__AIM OF THE EXERCISE__: Separate out the lines that hold "iitp".

(Figure collection entries)
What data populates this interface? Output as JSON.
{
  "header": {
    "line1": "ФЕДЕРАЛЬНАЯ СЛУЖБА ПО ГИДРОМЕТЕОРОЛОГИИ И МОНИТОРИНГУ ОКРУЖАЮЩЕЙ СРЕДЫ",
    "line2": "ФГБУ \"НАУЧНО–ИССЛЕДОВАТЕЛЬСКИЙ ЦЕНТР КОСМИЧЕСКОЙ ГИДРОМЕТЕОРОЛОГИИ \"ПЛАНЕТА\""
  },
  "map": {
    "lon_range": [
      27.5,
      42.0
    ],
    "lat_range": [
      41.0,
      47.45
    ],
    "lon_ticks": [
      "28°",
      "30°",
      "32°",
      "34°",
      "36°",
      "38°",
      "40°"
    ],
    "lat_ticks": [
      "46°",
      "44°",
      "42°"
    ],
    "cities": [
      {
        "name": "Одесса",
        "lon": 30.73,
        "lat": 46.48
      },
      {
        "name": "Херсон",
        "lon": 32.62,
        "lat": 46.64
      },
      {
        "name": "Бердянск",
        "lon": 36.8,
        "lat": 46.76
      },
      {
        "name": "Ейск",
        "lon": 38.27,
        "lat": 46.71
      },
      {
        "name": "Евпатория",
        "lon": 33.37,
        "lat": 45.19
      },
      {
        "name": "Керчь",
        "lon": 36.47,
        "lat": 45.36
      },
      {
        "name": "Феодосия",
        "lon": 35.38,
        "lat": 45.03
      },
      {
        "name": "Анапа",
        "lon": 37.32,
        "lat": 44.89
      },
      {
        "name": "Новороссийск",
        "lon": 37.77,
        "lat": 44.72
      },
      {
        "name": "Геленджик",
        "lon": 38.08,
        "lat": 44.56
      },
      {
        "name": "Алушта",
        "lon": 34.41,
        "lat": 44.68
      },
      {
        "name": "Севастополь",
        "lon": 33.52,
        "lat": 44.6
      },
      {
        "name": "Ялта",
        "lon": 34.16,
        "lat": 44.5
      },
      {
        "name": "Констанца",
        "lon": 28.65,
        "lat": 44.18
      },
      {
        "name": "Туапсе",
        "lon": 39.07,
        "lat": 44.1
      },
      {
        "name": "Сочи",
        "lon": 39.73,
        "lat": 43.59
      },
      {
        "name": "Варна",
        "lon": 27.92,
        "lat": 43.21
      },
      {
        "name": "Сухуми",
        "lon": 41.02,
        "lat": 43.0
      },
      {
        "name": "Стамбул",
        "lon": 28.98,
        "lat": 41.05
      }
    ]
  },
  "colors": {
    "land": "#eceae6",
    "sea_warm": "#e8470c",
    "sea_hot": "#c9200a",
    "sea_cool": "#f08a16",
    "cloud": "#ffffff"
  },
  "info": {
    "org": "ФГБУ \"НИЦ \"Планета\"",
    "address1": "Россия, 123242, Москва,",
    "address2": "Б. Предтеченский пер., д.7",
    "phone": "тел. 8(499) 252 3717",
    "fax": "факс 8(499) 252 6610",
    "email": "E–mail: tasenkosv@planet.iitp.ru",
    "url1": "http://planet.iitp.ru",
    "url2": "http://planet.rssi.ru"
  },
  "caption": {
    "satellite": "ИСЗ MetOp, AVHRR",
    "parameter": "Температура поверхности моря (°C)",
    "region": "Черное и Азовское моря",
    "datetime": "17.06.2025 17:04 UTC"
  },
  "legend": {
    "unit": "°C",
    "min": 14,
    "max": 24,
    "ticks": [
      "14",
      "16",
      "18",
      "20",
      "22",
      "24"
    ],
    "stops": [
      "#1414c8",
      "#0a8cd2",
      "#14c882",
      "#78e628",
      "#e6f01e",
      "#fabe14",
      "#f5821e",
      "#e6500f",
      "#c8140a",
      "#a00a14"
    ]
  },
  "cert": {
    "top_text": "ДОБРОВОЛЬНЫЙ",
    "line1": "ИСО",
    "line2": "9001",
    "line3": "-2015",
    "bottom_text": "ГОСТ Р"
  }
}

__RESULT__:
    "email": "E–mail: tasenkosv@planet.iitp.ru",
    "url1": "http://planet.iitp.ru",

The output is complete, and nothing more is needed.